::: SOURCE DATA
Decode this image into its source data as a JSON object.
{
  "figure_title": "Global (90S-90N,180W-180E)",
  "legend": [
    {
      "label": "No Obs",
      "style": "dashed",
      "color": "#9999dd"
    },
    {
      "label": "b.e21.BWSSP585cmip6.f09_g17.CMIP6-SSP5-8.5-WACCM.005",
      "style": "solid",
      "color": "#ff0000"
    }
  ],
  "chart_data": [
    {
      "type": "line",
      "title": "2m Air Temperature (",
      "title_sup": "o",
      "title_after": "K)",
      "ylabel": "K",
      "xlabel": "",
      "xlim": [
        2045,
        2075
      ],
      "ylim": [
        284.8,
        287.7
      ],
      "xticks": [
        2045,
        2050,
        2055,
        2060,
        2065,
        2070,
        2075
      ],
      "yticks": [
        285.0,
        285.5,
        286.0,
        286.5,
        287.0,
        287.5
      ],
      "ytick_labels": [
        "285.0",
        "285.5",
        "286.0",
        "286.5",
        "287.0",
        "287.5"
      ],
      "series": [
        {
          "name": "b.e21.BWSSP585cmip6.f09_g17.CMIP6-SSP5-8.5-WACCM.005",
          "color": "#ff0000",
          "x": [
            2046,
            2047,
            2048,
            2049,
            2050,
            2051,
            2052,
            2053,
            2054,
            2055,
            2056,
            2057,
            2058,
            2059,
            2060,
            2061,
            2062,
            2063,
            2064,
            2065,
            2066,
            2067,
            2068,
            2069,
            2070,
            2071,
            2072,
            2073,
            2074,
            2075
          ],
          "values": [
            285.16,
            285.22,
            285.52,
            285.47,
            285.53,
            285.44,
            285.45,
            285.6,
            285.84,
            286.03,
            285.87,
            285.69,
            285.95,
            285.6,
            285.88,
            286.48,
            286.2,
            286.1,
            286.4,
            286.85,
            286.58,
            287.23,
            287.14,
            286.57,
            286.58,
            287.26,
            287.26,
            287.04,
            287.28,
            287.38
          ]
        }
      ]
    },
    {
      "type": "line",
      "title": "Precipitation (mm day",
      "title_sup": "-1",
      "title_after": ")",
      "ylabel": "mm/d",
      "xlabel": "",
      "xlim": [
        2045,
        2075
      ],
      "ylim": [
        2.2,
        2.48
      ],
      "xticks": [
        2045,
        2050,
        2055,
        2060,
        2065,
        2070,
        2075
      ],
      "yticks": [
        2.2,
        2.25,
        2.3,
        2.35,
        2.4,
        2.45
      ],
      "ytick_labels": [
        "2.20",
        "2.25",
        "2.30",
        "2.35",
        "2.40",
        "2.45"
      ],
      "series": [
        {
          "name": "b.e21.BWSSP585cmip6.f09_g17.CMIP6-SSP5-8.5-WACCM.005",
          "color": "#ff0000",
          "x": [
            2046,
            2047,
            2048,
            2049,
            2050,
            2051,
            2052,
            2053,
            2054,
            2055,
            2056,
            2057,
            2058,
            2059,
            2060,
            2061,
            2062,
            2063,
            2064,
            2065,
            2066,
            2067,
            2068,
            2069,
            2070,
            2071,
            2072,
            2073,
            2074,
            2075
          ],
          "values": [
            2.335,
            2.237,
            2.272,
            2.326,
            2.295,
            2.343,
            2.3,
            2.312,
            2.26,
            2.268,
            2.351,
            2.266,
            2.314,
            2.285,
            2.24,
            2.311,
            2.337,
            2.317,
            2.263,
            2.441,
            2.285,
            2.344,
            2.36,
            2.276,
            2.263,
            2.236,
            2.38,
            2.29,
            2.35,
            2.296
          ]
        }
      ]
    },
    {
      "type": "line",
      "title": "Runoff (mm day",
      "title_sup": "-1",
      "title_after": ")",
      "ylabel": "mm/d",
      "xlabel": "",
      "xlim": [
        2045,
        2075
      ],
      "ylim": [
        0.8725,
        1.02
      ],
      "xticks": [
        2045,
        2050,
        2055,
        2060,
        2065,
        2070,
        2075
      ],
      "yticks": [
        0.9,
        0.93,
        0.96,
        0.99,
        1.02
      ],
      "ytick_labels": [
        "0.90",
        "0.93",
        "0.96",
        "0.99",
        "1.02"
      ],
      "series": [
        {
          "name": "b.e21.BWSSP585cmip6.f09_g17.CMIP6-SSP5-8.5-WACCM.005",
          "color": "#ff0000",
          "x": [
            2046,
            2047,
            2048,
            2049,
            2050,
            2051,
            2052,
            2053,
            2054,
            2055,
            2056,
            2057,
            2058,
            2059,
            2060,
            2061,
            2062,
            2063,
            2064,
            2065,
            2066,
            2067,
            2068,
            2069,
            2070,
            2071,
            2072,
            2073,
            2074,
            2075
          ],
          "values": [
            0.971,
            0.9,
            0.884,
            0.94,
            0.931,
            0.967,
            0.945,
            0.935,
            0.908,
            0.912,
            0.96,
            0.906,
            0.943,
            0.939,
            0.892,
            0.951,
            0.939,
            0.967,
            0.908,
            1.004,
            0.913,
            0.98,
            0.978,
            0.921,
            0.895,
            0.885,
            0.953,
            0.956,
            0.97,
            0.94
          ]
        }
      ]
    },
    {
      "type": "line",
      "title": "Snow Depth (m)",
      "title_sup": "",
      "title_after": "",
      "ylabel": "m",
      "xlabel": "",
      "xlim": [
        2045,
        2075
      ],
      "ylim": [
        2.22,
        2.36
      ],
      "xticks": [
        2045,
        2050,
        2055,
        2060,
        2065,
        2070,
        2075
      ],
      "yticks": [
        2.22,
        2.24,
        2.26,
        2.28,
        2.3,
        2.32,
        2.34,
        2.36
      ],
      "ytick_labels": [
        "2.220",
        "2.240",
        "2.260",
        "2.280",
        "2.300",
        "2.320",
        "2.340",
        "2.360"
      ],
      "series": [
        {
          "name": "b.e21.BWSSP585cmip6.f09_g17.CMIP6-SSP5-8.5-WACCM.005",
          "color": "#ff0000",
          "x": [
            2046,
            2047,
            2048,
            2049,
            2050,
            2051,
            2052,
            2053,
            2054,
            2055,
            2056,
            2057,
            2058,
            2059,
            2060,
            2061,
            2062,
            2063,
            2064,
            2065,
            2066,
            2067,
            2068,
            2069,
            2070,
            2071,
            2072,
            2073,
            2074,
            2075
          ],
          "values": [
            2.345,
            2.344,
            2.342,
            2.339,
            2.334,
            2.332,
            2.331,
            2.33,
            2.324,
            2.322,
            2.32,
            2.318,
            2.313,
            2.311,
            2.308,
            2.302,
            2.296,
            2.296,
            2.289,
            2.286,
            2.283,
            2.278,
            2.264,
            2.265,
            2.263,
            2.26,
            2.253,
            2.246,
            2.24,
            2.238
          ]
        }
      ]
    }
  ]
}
::::::
Pick out lines containing the word "ylabel", each one as written.

      "ylabel": "K",
      "ylabel": "mm/d",
      "ylabel": "mm/d",
      "ylabel": "m",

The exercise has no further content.